Reproduce every line, starting at the one that contains "Extract all readable text from this page." and ending at the last line of the data, exactly as it stands; pictures are omitted.
· · ·
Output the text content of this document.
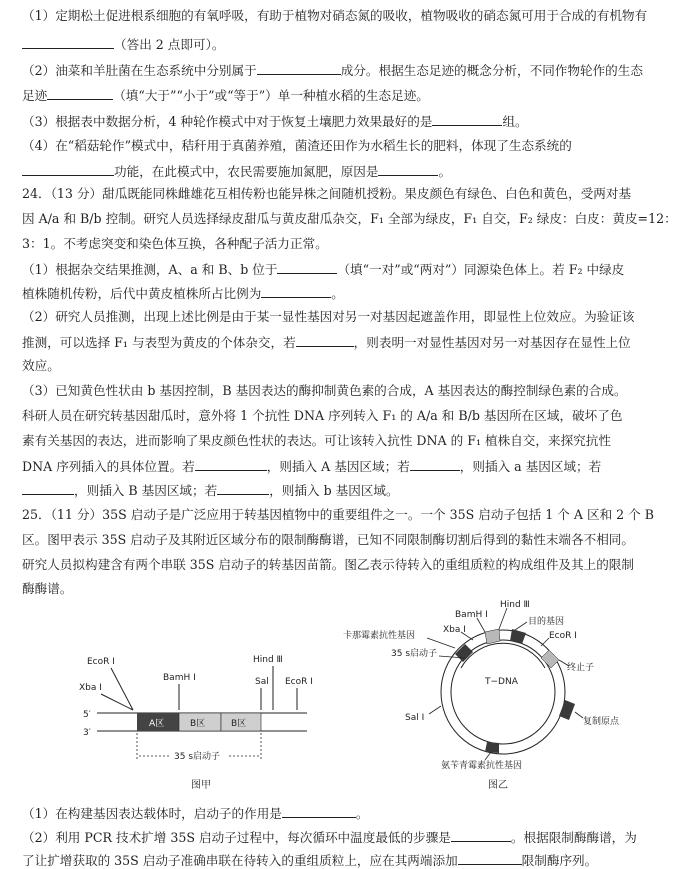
（1）定期松土促进根系细胞的有氧呼吸，有助于植物对硝态氮的吸收，植物吸收的硝态氮可用于合成的有机物有
（答出 2 点即可）。
（2）油菜和羊肚菌在生态系统中分别属于	成分。根据生态足迹的概念分析，不同作物轮作的生态
足迹	（填“大于”“小于”或“等于”）单一种植水稻的生态足迹。
（3）根据表中数据分析，4 种轮作模式中对于恢复土壤肥力效果最好的是	组。
（4）在“稻菇轮作”模式中，秸秆用于真菌养殖，菌渣还田作为水稻生长的肥料，体现了生态系统的
功能，在此模式中，农民需要施加氮肥，原因是	。
24．（13 分）甜瓜既能同株雌雄花互相传粉也能异株之间随机授粉。果皮颜色有绿色、白色和黄色，受两对基
因 A/a 和 B/b 控制。研究人员选择绿皮甜瓜与黄皮甜瓜杂交，F₁ 全部为绿皮，F₁ 自交，F₂ 绿皮：白皮：黄皮=12：
3：1。不考虑突变和染色体互换，各种配子活力正常。
（1）根据杂交结果推测，A、a 和 B、b 位于	（填“一对”或“两对”）同源染色体上。若 F₂ 中绿皮
植株随机传粉，后代中黄皮植株所占比例为	。
（2）研究人员推测，出现上述比例是由于某一显性基因对另一对基因起遮盖作用，即显性上位效应。为验证该
推测，可以选择 F₁ 与表型为黄皮的个体杂交，若	，则表明一对显性基因对另一对基因存在显性上位
效应。
（3）已知黄色性状由 b 基因控制，B 基因表达的酶抑制黄色素的合成，A 基因表达的酶控制绿色素的合成。
科研人员在研究转基因甜瓜时，意外将 1 个抗性 DNA 序列转入 F₁ 的 A/a 和 B/b 基因所在区域，破坏了色
素有关基因的表达，进而影响了果皮颜色性状的表达。可让该转入抗性 DNA 的 F₁ 植株自交，来探究抗性
DNA 序列插入的具体位置。若	，则插入 A 基因区域；若	，则插入 a 基因区域；若
，则插入 B 基因区域；若	，则插入 b 基因区域。
25．（11 分）35S 启动子是广泛应用于转基因植物中的重要组件之一。一个 35S 启动子包括 1 个 A 区和 2 个 B
区。图甲表示 35S 启动子及其附近区域分布的限制酶酶谱，已知不同限制酶切割后得到的黏性末端各不相同。
研究人员拟构建含有两个串联 35S 启动子的转基因苗箭。图乙表示待转入的重组质粒的构成组件及其上的限制
酶酶谱。
EcoR Ⅰ
Xba Ⅰ
BamH Ⅰ	Sal Ⅰ
Hind Ⅲ
EcoR Ⅰ
5′
3′
A区	B区	B区
35 s启动子
图甲
T−DNA
Hind Ⅲ
BamH Ⅰ
Xba Ⅰ
目的基因
卡那霉素抗性基因	EcoR Ⅰ
35 s启动子
终止子
Sal Ⅰ	复制原点
氨苄青霉素抗性基因
图乙
（1）在构建基因表达载体时，启动子的作用是	。
（2）利用 PCR 技术扩增 35S 启动子过程中，每次循环中温度最低的步骤是	。根据限制酶酶谱，为
了让扩增获取的 35S 启动子准确串联在待转入的重组质粒上，应在其两端添加	限制酶序列。
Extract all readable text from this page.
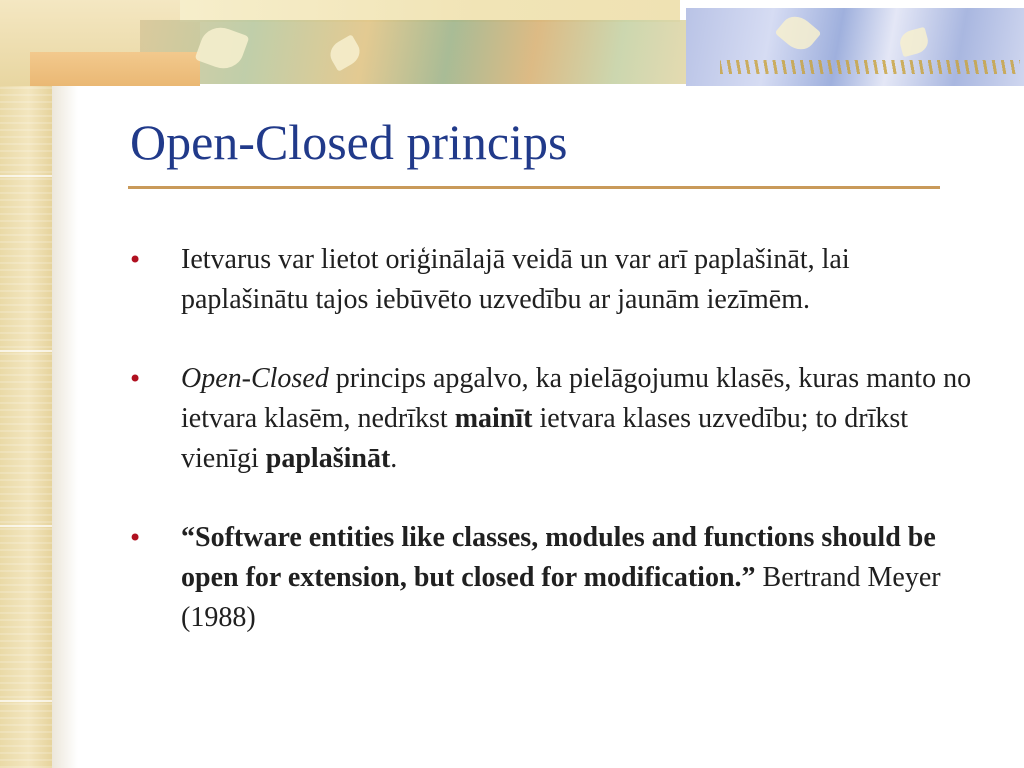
Open-Closed princips
• Ietvarus var lietot oriģinālajā veidā un var arī paplašināt, lai paplašinātu tajos iebūvēto uzvedību ar jaunām iezīmēm.
• Open-Closed princips apgalvo, ka pielāgojumu klasēs, kuras manto no ietvara klasēm, nedrīkst mainīt ietvara klases uzvedību; to drīkst vienīgi paplašināt.
• “Software entities like classes, modules and functions should be open for extension, but closed for modification.” Bertrand Meyer (1988)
· · ·
**The reply:**
Extract all readable text from this page.
Open-Closed princips
• Ietvarus var lietot oriģinālajā veidā un var arī paplašināt, lai paplašinātu tajos iebūvēto uzvedību ar jaunām iezīmēm.
• Open-Closed princips apgalvo, ka pielāgojumu klasēs, kuras manto no ietvara klasēm, nedrīkst mainīt ietvara klases uzvedību; to drīkst vienīgi paplašināt.
• “Software entities like classes, modules and functions should be open for extension, but closed for modification.” Bertrand Meyer (1988)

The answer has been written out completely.